▸ TASK DETAILS: Restate each line word for word. Leave out every picture.

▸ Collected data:
::::::::
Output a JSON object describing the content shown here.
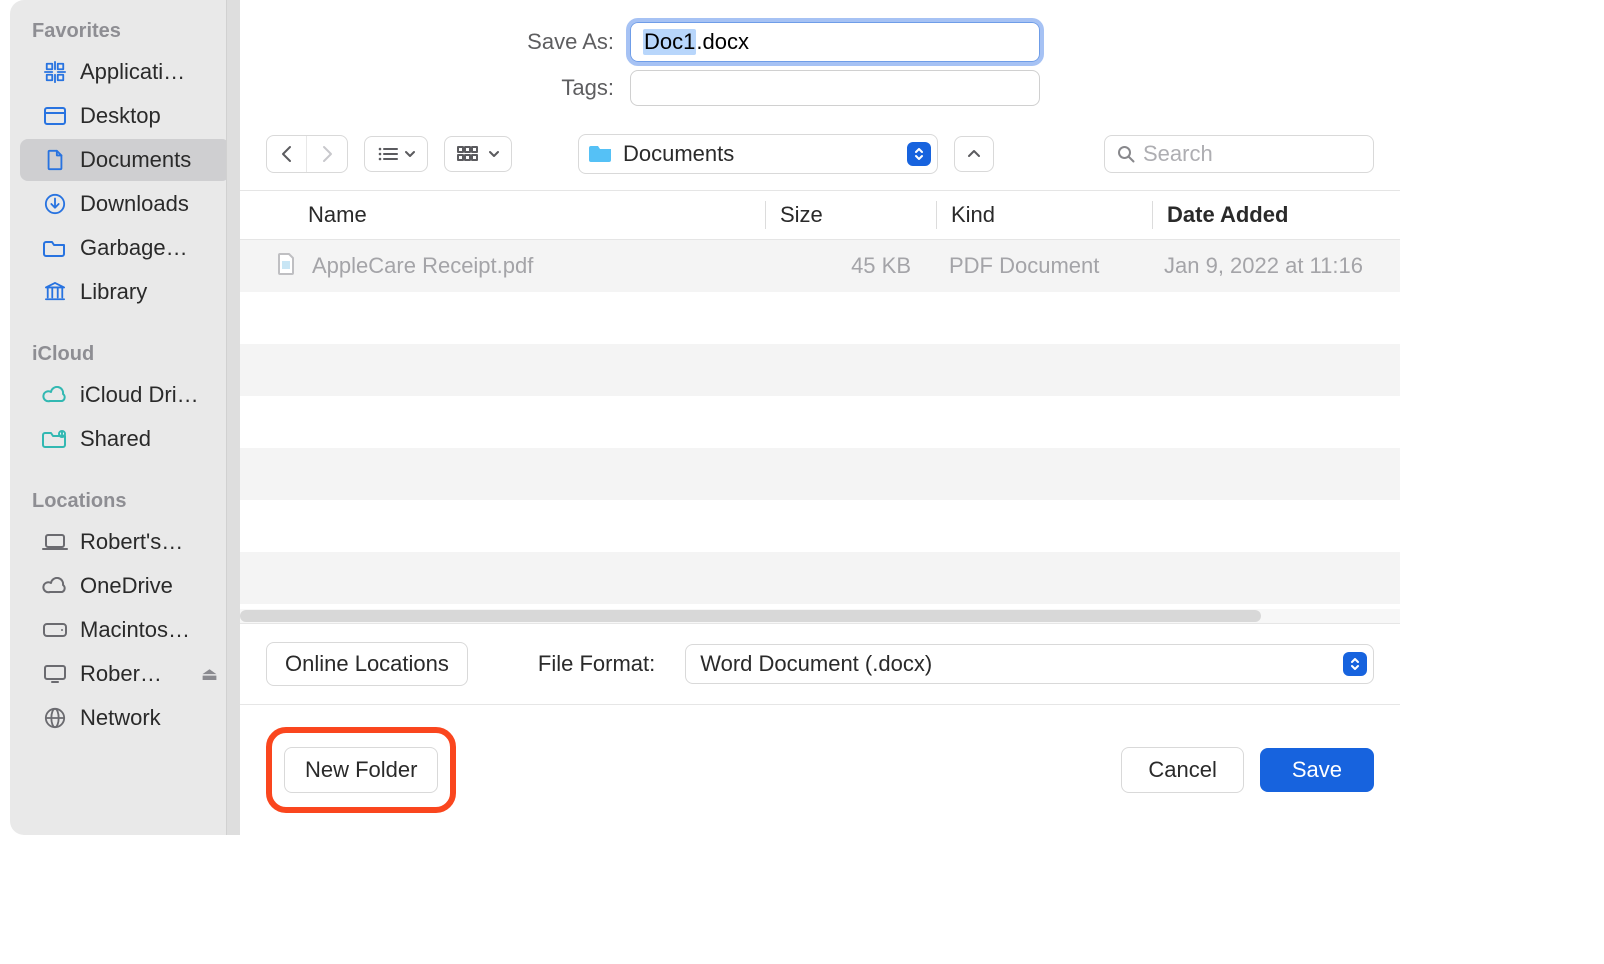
{
  "form": {
    "save_as_label": "Save As:",
    "filename_selected": "Doc1",
    "filename_rest": ".docx",
    "tags_label": "Tags:"
  },
  "sidebar": {
    "sections": [
      {
        "title": "Favorites",
        "items": [
          {
            "icon": "app-grid-icon",
            "label": "Applicati…"
          },
          {
            "icon": "desktop-icon",
            "label": "Desktop"
          },
          {
            "icon": "document-icon",
            "label": "Documents",
            "selected": true
          },
          {
            "icon": "download-icon",
            "label": "Downloads"
          },
          {
            "icon": "folder-icon",
            "label": "Garbage…"
          },
          {
            "icon": "library-icon",
            "label": "Library"
          }
        ]
      },
      {
        "title": "iCloud",
        "items": [
          {
            "icon": "cloud-icon",
            "label": "iCloud Dri…",
            "cloudcolor": true
          },
          {
            "icon": "shared-folder-icon",
            "label": "Shared",
            "cloudcolor": true
          }
        ]
      },
      {
        "title": "Locations",
        "items": [
          {
            "icon": "laptop-icon",
            "label": "Robert's…"
          },
          {
            "icon": "cloud-icon",
            "label": "OneDrive"
          },
          {
            "icon": "hdd-icon",
            "label": "Macintos…"
          },
          {
            "icon": "display-icon",
            "label": "Rober…",
            "eject": true
          },
          {
            "icon": "network-icon",
            "label": "Network"
          }
        ]
      }
    ]
  },
  "toolbar": {
    "location": "Documents",
    "search_placeholder": "Search"
  },
  "columns": {
    "name": "Name",
    "size": "Size",
    "kind": "Kind",
    "date": "Date Added"
  },
  "files": [
    {
      "name": "AppleCare Receipt.pdf",
      "size": "45 KB",
      "kind": "PDF Document",
      "date": "Jan 9, 2022 at 11:16"
    }
  ],
  "format": {
    "online_locations": "Online Locations",
    "label": "File Format:",
    "value": "Word Document (.docx)"
  },
  "actions": {
    "new_folder": "New Folder",
    "cancel": "Cancel",
    "save": "Save"
  }
}
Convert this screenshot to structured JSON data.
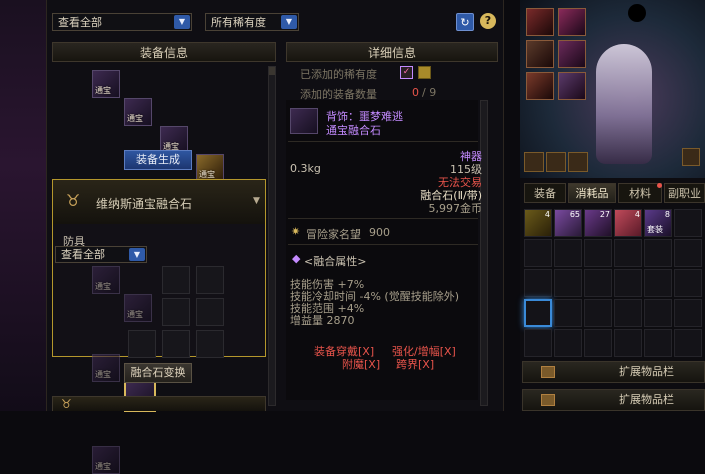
{
  "filters": {
    "category": "查看全部",
    "rarity": "所有稀有度"
  },
  "sections": {
    "equip_info": "装备信息",
    "detail_info": "详细信息"
  },
  "added": {
    "rarity_label": "已添加的稀有度",
    "count_label": "添加的装备数量",
    "count_value": "0",
    "count_max": "/ 9"
  },
  "equip_slots": [
    "通宝",
    "通宝",
    "通宝",
    "通宝",
    "通宝",
    "通宝",
    "通宝"
  ],
  "generate_button": "装备生成",
  "fusion": {
    "title": "维纳斯通宝融合石",
    "category_label": "防具",
    "category_value": "查看全部",
    "slot_tags": [
      "通宝",
      "通宝",
      "通宝",
      "通宝",
      "通宝"
    ],
    "exchange_button": "融合石变换"
  },
  "detail": {
    "item_slot": "背饰：噩梦难逃",
    "item_type": "通宝融合石",
    "weight": "0.3kg",
    "rarity": "神器",
    "level": "115级",
    "trade": "无法交易",
    "bind": "融合石(Ⅱ/带)",
    "price": "5,997金币",
    "fame_label": "冒险家名望",
    "fame_value": "900",
    "attr_title": "<融合属性>",
    "attrs": [
      "技能伤害 +7%",
      "技能冷却时间 -4% (觉醒技能除外)",
      "技能范围 +4%",
      "增益量 2870"
    ],
    "links": [
      "装备穿戴[X]",
      "强化/增幅[X]",
      "附魔[X]",
      "跨界[X]"
    ]
  },
  "right": {
    "tabs": [
      "装备",
      "消耗品",
      "材料",
      "副职业"
    ],
    "inv_counts": [
      "4",
      "65",
      "27",
      "4",
      "8"
    ],
    "inv_tag": "套装",
    "extend": [
      "扩展物品栏",
      "扩展物品栏"
    ]
  },
  "colors": {
    "accent_blue": "#2f5aa8",
    "gold": "#d8b85c",
    "purple": "#c48bff",
    "red": "#e8544b"
  }
}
::::::::
▸ EXPECTED OUTPUT:
Output a JSON object describing the content shown here.
{
  "form": {
    "save_as_label": "Save As:",
    "filename_selected": "Doc1",
    "filename_rest": ".docx",
    "tags_label": "Tags:"
  },
  "sidebar": {
    "sections": [
      {
        "title": "Favorites",
        "items": [
          {
            "icon": "app-grid-icon",
            "label": "Applicati…"
          },
          {
            "icon": "desktop-icon",
            "label": "Desktop"
          },
          {
            "icon": "document-icon",
            "label": "Documents",
            "selected": true
          },
          {
            "icon": "download-icon",
            "label": "Downloads"
          },
          {
            "icon": "folder-icon",
            "label": "Garbage…"
          },
          {
            "icon": "library-icon",
            "label": "Library"
          }
        ]
      },
      {
        "title": "iCloud",
        "items": [
          {
            "icon": "cloud-icon",
            "label": "iCloud Dri…",
            "cloudcolor": true
          },
          {
            "icon": "shared-folder-icon",
            "label": "Shared",
            "cloudcolor": true
          }
        ]
      },
      {
        "title": "Locations",
        "items": [
          {
            "icon": "laptop-icon",
            "label": "Robert's…"
          },
          {
            "icon": "cloud-icon",
            "label": "OneDrive"
          },
          {
            "icon": "hdd-icon",
            "label": "Macintos…"
          },
          {
            "icon": "display-icon",
            "label": "Rober…",
            "eject": true
          },
          {
            "icon": "network-icon",
            "label": "Network"
          }
        ]
      }
    ]
  },
  "toolbar": {
    "location": "Documents",
    "search_placeholder": "Search"
  },
  "columns": {
    "name": "Name",
    "size": "Size",
    "kind": "Kind",
    "date": "Date Added"
  },
  "files": [
    {
      "name": "AppleCare Receipt.pdf",
      "size": "45 KB",
      "kind": "PDF Document",
      "date": "Jan 9, 2022 at 11:16"
    }
  ],
  "format": {
    "online_locations": "Online Locations",
    "label": "File Format:",
    "value": "Word Document (.docx)"
  },
  "actions": {
    "new_folder": "New Folder",
    "cancel": "Cancel",
    "save": "Save"
  }
}
Convert this screenshot to structured JSON data.
{
  "filters": {
    "category": "查看全部",
    "rarity": "所有稀有度"
  },
  "sections": {
    "equip_info": "装备信息",
    "detail_info": "详细信息"
  },
  "added": {
    "rarity_label": "已添加的稀有度",
    "count_label": "添加的装备数量",
    "count_value": "0",
    "count_max": "/ 9"
  },
  "equip_slots": [
    "通宝",
    "通宝",
    "通宝",
    "通宝",
    "通宝",
    "通宝",
    "通宝"
  ],
  "generate_button": "装备生成",
  "fusion": {
    "title": "维纳斯通宝融合石",
    "category_label": "防具",
    "category_value": "查看全部",
    "slot_tags": [
      "通宝",
      "通宝",
      "通宝",
      "通宝",
      "通宝"
    ],
    "exchange_button": "融合石变换"
  },
  "detail": {
    "item_slot": "背饰：噩梦难逃",
    "item_type": "通宝融合石",
    "weight": "0.3kg",
    "rarity": "神器",
    "level": "115级",
    "trade": "无法交易",
    "bind": "融合石(Ⅱ/带)",
    "price": "5,997金币",
    "fame_label": "冒险家名望",
    "fame_value": "900",
    "attr_title": "<融合属性>",
    "attrs": [
      "技能伤害 +7%",
      "技能冷却时间 -4% (觉醒技能除外)",
      "技能范围 +4%",
      "增益量 2870"
    ],
    "links": [
      "装备穿戴[X]",
      "强化/增幅[X]",
      "附魔[X]",
      "跨界[X]"
    ]
  },
  "right": {
    "tabs": [
      "装备",
      "消耗品",
      "材料",
      "副职业"
    ],
    "inv_counts": [
      "4",
      "65",
      "27",
      "4",
      "8"
    ],
    "inv_tag": "套装",
    "extend": [
      "扩展物品栏",
      "扩展物品栏"
    ]
  },
  "colors": {
    "accent_blue": "#2f5aa8",
    "gold": "#d8b85c",
    "purple": "#c48bff",
    "red": "#e8544b"
  }
}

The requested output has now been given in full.